---------- Task inputs
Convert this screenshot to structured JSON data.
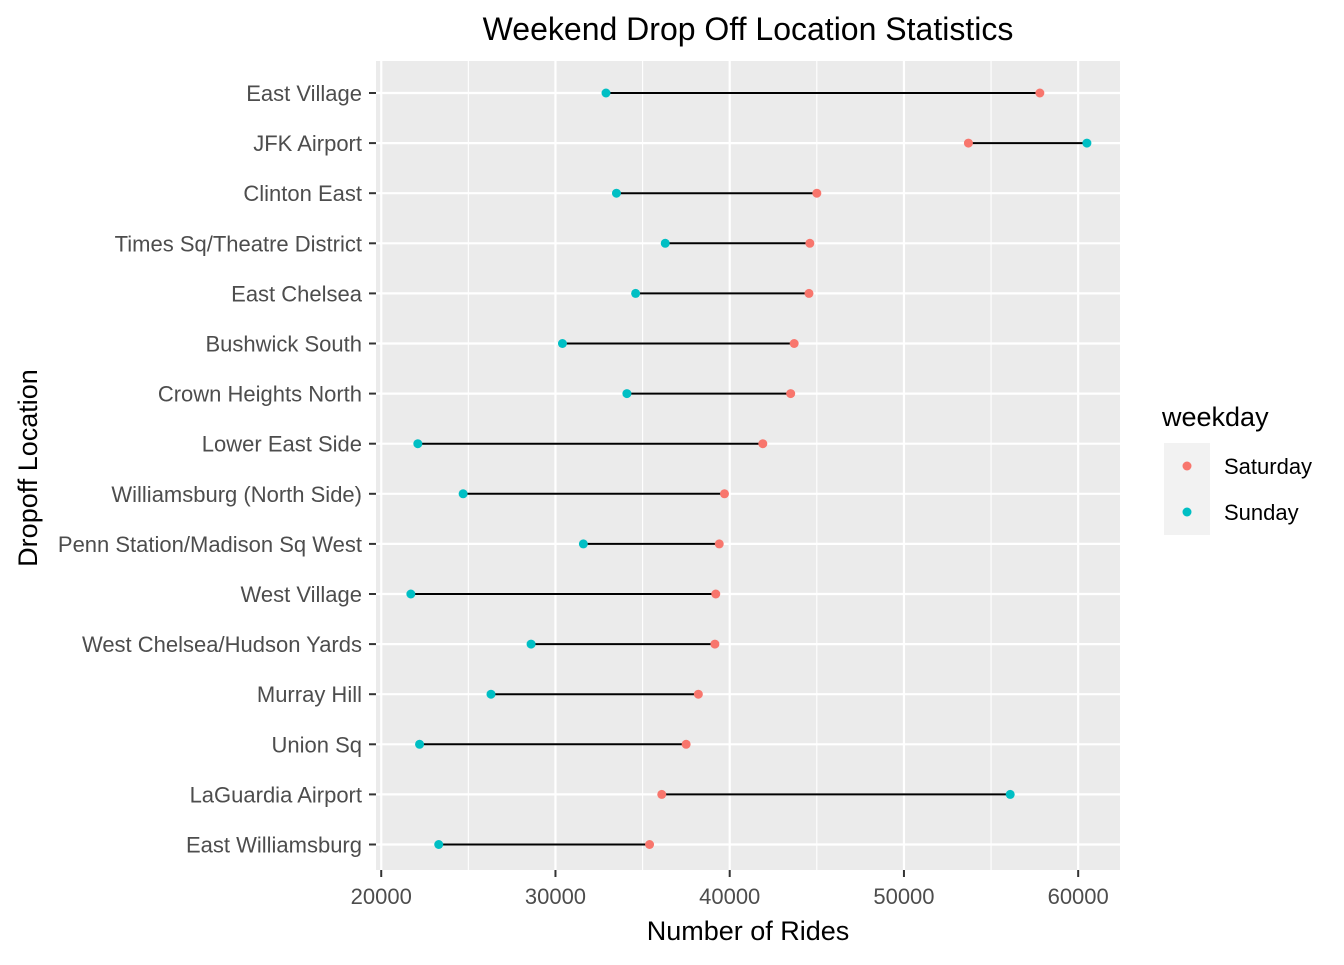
{
  "chart_data": {
    "type": "scatter",
    "subtype": "dumbbell",
    "title": "Weekend Drop Off Location Statistics",
    "xlabel": "Number of Rides",
    "ylabel": "Dropoff Location",
    "xlim": [
      19700,
      62400
    ],
    "xticks": [
      20000,
      30000,
      40000,
      50000,
      60000
    ],
    "xtick_labels": [
      "20000",
      "30000",
      "40000",
      "50000",
      "60000"
    ],
    "grid": true,
    "legend_position": "right",
    "legend": {
      "title": "weekday",
      "entries": [
        {
          "label": "Saturday",
          "color": "#F8766D"
        },
        {
          "label": "Sunday",
          "color": "#00BFC4"
        }
      ]
    },
    "categories": [
      "East Village",
      "JFK Airport",
      "Clinton East",
      "Times Sq/Theatre District",
      "East Chelsea",
      "Bushwick South",
      "Crown Heights North",
      "Lower East Side",
      "Williamsburg (North Side)",
      "Penn Station/Madison Sq West",
      "West Village",
      "West Chelsea/Hudson Yards",
      "Murray Hill",
      "Union Sq",
      "LaGuardia Airport",
      "East Williamsburg"
    ],
    "series": [
      {
        "name": "Saturday",
        "color": "#F8766D",
        "values": [
          57800,
          53700,
          45000,
          44600,
          44550,
          43700,
          43500,
          41900,
          39700,
          39400,
          39200,
          39150,
          38200,
          37500,
          36100,
          35400
        ]
      },
      {
        "name": "Sunday",
        "color": "#00BFC4",
        "values": [
          32900,
          60500,
          33500,
          36300,
          34600,
          30400,
          34100,
          22100,
          24700,
          31600,
          21700,
          28600,
          26300,
          22200,
          56100,
          23300
        ]
      }
    ]
  },
  "colors": {
    "panel_background": "#EBEBEB",
    "grid": "#FFFFFF",
    "segment": "#000000",
    "tick_text": "#4D4D4D",
    "legend_key_background": "#F2F2F2"
  }
}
--------------------
- Short problem
Pick out the lines containing the string "Side".

- The reply
      "Lower East Side",
      "Williamsburg (North Side)",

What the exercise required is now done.